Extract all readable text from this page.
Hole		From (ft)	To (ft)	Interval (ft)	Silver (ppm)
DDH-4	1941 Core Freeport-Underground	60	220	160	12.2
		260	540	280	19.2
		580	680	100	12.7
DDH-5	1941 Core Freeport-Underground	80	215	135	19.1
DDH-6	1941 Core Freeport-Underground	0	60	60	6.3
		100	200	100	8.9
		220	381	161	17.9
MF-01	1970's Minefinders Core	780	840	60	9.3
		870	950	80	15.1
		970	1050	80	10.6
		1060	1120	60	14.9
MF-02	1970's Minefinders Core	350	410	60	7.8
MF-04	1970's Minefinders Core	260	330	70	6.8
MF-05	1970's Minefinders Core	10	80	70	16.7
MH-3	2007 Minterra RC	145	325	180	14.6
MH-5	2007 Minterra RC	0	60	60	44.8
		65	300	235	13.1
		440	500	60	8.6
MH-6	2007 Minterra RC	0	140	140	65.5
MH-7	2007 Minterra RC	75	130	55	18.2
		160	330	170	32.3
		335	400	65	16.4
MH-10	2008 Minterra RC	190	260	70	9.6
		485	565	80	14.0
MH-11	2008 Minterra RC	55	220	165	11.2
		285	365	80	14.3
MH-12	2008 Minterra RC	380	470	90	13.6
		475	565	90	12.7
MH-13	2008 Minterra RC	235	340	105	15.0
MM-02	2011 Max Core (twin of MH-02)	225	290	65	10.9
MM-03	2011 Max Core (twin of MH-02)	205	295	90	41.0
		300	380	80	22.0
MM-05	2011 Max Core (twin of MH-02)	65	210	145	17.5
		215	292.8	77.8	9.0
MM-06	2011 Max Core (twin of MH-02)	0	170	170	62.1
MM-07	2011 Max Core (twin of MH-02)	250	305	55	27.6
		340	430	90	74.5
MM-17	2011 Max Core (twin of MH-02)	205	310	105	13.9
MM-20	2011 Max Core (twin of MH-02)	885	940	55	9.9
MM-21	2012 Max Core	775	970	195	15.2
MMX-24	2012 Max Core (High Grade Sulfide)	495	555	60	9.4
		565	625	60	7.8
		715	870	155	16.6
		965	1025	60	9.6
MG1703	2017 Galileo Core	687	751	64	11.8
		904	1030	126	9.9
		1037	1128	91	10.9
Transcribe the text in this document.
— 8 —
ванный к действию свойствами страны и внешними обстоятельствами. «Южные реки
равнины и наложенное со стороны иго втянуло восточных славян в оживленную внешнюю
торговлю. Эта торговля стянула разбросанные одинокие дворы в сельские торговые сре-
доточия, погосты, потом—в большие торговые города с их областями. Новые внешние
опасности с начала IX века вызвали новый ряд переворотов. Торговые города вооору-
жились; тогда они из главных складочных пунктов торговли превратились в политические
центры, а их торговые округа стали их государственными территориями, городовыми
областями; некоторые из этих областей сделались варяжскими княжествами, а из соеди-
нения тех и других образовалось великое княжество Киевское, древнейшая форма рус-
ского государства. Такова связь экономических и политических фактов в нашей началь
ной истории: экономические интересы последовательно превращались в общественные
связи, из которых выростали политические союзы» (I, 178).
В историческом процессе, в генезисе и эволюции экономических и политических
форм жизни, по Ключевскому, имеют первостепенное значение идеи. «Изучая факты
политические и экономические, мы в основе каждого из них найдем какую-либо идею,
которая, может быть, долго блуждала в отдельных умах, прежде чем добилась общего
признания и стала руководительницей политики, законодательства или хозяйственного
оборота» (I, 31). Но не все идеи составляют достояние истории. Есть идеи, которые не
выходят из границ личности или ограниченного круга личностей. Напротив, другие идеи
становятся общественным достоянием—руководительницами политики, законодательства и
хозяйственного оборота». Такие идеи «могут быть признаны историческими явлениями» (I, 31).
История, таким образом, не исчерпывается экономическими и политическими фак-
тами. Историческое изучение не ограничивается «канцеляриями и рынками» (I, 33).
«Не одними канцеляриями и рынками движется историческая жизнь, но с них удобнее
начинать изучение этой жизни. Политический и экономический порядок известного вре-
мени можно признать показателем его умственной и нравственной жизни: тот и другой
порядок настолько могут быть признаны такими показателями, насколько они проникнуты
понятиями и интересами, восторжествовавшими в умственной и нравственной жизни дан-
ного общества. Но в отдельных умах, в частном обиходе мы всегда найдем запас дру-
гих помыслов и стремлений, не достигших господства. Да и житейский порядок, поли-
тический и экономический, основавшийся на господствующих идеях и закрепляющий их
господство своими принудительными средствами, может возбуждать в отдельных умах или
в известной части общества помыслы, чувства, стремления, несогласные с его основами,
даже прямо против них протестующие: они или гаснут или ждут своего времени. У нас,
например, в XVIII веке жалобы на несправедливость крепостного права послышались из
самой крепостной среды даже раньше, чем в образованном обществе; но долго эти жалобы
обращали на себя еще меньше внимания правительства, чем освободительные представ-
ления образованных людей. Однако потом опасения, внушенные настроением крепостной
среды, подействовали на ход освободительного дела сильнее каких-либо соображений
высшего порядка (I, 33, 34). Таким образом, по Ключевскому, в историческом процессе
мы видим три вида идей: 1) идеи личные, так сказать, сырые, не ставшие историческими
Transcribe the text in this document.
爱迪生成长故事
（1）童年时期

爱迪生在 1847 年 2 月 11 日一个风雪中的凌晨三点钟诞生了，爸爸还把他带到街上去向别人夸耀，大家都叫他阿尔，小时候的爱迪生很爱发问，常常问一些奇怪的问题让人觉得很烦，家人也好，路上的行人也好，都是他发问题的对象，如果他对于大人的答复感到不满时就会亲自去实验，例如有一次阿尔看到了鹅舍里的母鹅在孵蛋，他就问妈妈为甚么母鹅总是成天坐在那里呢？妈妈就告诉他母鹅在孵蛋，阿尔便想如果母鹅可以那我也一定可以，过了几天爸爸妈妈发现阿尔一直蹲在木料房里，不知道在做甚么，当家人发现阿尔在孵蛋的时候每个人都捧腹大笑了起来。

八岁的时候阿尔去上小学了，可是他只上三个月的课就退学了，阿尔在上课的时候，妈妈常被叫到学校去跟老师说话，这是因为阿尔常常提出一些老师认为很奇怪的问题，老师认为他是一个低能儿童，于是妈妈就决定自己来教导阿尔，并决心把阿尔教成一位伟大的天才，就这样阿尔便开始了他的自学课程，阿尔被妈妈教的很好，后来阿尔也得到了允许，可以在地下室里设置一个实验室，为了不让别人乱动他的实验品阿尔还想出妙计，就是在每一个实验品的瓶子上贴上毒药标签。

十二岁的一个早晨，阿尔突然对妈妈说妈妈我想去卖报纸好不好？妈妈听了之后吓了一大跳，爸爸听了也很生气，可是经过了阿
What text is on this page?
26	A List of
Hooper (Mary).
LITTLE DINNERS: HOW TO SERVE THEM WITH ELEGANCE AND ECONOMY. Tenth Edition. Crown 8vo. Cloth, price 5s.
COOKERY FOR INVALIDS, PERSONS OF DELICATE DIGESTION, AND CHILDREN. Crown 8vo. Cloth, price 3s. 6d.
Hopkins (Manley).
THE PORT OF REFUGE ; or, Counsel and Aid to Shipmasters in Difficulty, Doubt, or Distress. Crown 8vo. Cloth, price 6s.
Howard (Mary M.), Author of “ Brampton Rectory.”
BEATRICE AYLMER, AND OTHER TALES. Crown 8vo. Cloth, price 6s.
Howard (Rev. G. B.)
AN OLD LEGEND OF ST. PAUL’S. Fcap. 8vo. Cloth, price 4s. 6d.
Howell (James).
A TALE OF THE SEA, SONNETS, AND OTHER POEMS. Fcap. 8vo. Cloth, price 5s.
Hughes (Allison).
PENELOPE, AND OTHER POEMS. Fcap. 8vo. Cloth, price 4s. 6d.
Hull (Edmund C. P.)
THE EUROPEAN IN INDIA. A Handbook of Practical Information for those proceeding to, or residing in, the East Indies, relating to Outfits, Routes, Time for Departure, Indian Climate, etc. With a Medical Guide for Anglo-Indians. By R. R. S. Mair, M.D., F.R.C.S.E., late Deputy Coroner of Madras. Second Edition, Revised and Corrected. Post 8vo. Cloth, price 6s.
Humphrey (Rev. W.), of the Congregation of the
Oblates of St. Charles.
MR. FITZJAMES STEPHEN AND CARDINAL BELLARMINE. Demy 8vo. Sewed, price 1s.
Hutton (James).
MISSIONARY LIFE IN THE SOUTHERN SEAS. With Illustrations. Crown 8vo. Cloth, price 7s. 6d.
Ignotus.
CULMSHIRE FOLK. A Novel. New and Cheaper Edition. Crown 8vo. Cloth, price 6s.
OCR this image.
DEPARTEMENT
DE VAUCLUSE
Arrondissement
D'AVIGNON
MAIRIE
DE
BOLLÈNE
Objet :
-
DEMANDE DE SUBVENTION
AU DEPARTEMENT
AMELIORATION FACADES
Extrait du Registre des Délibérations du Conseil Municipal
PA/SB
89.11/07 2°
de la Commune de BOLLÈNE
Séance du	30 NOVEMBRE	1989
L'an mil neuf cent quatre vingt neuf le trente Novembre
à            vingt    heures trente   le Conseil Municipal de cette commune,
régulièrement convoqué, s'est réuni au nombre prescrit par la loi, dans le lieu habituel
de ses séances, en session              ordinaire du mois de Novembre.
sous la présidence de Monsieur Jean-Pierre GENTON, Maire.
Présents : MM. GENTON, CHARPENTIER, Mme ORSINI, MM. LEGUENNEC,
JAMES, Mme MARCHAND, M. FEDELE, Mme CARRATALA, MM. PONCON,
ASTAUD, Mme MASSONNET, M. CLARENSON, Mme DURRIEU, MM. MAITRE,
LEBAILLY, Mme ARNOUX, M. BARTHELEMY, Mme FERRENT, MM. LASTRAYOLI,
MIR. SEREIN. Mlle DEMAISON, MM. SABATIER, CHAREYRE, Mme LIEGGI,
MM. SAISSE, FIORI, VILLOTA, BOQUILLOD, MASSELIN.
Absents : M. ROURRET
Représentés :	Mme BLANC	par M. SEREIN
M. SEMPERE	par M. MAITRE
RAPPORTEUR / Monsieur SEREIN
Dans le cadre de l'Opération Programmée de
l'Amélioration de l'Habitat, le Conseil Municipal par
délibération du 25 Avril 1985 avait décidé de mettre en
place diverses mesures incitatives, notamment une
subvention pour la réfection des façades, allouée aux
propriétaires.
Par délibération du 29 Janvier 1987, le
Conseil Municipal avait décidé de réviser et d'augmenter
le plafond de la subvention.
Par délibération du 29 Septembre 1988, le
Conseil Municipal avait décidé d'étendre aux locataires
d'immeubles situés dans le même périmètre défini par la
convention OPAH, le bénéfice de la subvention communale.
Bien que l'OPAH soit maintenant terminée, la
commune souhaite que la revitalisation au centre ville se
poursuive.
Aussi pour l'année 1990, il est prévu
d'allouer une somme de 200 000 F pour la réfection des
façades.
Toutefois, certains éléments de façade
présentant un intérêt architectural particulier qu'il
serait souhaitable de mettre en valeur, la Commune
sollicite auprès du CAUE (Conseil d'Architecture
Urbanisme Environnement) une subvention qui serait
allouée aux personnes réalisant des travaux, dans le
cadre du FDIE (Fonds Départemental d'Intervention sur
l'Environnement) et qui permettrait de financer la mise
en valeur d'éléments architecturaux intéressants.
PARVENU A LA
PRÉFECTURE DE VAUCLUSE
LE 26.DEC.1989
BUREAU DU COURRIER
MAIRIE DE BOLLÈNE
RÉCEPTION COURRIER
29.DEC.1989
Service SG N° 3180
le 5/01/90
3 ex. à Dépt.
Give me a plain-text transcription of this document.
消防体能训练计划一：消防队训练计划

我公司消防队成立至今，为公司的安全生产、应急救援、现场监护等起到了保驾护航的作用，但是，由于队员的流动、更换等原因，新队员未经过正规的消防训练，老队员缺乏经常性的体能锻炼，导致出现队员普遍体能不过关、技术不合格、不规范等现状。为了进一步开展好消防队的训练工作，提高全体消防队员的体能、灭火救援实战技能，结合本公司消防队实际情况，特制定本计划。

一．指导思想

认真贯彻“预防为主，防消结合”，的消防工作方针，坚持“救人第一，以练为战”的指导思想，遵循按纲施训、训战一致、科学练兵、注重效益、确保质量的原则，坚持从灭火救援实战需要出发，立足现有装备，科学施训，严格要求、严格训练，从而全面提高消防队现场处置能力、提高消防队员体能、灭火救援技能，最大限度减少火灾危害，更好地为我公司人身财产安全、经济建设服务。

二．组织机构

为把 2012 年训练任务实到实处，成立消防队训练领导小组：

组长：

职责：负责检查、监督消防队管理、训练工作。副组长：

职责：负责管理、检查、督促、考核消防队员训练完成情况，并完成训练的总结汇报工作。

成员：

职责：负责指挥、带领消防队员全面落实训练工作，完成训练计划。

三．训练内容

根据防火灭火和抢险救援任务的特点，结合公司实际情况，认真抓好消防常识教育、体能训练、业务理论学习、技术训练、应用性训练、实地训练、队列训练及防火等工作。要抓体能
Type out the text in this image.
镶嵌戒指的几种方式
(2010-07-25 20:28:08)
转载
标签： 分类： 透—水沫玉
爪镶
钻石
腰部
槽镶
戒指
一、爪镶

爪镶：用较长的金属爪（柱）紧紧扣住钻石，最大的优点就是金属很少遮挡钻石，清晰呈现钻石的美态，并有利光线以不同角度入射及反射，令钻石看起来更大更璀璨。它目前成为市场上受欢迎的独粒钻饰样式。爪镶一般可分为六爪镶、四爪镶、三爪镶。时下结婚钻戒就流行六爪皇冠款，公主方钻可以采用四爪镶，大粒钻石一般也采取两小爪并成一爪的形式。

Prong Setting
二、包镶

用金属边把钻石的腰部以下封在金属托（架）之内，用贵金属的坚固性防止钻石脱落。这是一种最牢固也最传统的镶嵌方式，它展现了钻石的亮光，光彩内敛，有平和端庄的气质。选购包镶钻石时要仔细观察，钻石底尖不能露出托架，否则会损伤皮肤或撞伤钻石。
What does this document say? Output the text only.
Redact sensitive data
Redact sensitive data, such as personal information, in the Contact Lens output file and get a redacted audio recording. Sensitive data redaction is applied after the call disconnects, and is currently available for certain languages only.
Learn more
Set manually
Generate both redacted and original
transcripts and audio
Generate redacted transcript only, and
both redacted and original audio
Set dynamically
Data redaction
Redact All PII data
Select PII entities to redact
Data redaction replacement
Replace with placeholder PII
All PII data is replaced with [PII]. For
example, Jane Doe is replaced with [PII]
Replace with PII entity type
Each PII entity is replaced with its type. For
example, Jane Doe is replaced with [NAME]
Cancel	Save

▸ Task statement: Check each line of the records above for the string "рынками", and report every line that has it.

▸ Response to this exercise:
тами. Историческое изучение не ограничивается «канцеляриями и рынками» (I, 33).
«Не одними канцеляриями и рынками движется историческая жизнь, но с них удобнее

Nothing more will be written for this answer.